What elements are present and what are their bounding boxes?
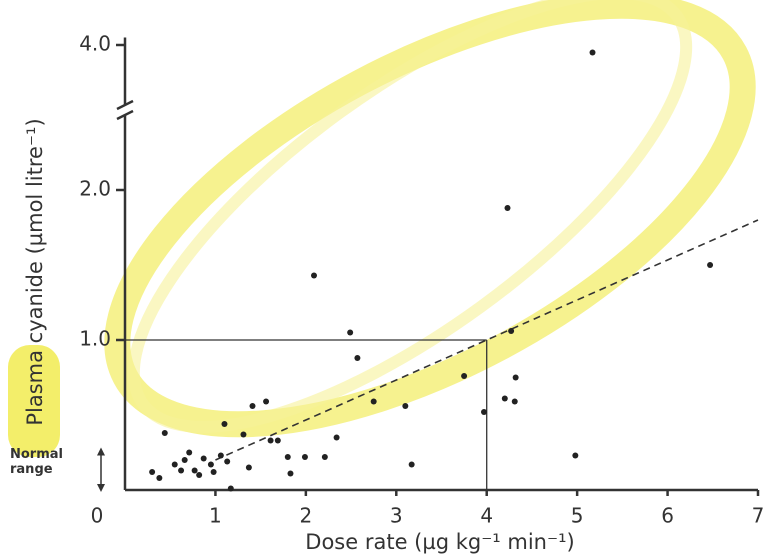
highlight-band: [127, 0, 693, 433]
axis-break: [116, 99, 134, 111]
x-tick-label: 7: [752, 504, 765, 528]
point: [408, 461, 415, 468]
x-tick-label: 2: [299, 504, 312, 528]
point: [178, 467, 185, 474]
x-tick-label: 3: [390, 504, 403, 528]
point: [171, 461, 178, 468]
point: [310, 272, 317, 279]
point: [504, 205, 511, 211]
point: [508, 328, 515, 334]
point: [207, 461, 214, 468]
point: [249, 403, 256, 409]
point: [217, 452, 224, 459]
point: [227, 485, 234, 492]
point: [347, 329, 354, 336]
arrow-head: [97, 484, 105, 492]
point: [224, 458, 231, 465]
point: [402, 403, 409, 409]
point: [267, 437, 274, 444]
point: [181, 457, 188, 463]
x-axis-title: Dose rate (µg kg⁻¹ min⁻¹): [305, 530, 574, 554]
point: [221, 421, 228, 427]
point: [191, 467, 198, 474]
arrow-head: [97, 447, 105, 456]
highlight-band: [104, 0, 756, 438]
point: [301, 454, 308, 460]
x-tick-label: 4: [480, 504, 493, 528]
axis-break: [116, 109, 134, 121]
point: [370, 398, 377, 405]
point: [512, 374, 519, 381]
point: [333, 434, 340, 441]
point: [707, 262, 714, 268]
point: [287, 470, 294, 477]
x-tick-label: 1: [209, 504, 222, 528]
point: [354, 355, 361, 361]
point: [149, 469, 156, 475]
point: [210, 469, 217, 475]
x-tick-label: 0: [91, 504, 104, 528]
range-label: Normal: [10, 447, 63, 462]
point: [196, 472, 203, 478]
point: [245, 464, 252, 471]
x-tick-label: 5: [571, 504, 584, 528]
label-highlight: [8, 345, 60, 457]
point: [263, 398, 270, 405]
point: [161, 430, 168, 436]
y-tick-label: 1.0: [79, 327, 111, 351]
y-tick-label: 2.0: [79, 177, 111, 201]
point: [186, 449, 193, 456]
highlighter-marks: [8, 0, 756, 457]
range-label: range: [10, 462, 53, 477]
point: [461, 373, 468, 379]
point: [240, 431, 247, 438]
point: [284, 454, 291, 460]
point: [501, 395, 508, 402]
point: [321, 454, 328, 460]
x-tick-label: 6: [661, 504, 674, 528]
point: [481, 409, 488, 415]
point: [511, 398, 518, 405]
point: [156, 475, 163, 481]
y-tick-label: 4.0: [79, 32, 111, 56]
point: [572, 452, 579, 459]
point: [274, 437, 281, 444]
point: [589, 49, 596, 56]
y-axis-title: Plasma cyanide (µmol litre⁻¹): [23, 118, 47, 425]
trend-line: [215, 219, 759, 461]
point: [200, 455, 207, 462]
++++++
> Task description: Reproduce all of the data above, substituting "marker" for every occurrence of "point" and leaving everything else unchanged. Omit the pictures from your answer.

> Answer to the problem:
What elements are present and what are their bounding boxes?
highlight-band: [127, 0, 693, 433]
axis-break: [116, 99, 134, 111]
x-tick-label: 7: [752, 504, 765, 528]
marker: [408, 461, 415, 468]
x-tick-label: 2: [299, 504, 312, 528]
marker: [178, 467, 185, 474]
x-tick-label: 3: [390, 504, 403, 528]
marker: [171, 461, 178, 468]
marker: [310, 272, 317, 279]
marker: [504, 205, 511, 211]
marker: [508, 328, 515, 334]
marker: [207, 461, 214, 468]
marker: [249, 403, 256, 409]
marker: [217, 452, 224, 459]
marker: [227, 485, 234, 492]
marker: [347, 329, 354, 336]
arrow-head: [97, 484, 105, 492]
marker: [224, 458, 231, 465]
marker: [402, 403, 409, 409]
marker: [267, 437, 274, 444]
marker: [181, 457, 188, 463]
x-axis-title: Dose rate (µg kg⁻¹ min⁻¹): [305, 530, 574, 554]
marker: [221, 421, 228, 427]
marker: [191, 467, 198, 474]
arrow-head: [97, 447, 105, 456]
highlight-band: [104, 0, 756, 438]
marker: [301, 454, 308, 460]
x-tick-label: 4: [480, 504, 493, 528]
axis-break: [116, 109, 134, 121]
marker: [370, 398, 377, 405]
marker: [512, 374, 519, 381]
marker: [333, 434, 340, 441]
marker: [707, 262, 714, 268]
marker: [287, 470, 294, 477]
x-tick-label: 1: [209, 504, 222, 528]
marker: [354, 355, 361, 361]
marker: [149, 469, 156, 475]
marker: [210, 469, 217, 475]
x-tick-label: 0: [91, 504, 104, 528]
range-label: Normal: [10, 447, 63, 462]
marker: [196, 472, 203, 478]
marker: [245, 464, 252, 471]
x-tick-label: 5: [571, 504, 584, 528]
label-highlight: [8, 345, 60, 457]
marker: [263, 398, 270, 405]
marker: [161, 430, 168, 436]
y-tick-label: 1.0: [79, 327, 111, 351]
y-tick-label: 2.0: [79, 177, 111, 201]
marker: [186, 449, 193, 456]
highlighter-marks: [8, 0, 756, 457]
range-label: range: [10, 462, 53, 477]
marker: [461, 373, 468, 379]
marker: [240, 431, 247, 438]
marker: [284, 454, 291, 460]
marker: [501, 395, 508, 402]
marker: [321, 454, 328, 460]
x-tick-label: 6: [661, 504, 674, 528]
marker: [481, 409, 488, 415]
marker: [511, 398, 518, 405]
marker: [156, 475, 163, 481]
y-tick-label: 4.0: [79, 32, 111, 56]
marker: [572, 452, 579, 459]
marker: [274, 437, 281, 444]
marker: [589, 49, 596, 56]
y-axis-title: Plasma cyanide (µmol litre⁻¹): [23, 118, 47, 425]
trend-line: [215, 219, 759, 461]
marker: [200, 455, 207, 462]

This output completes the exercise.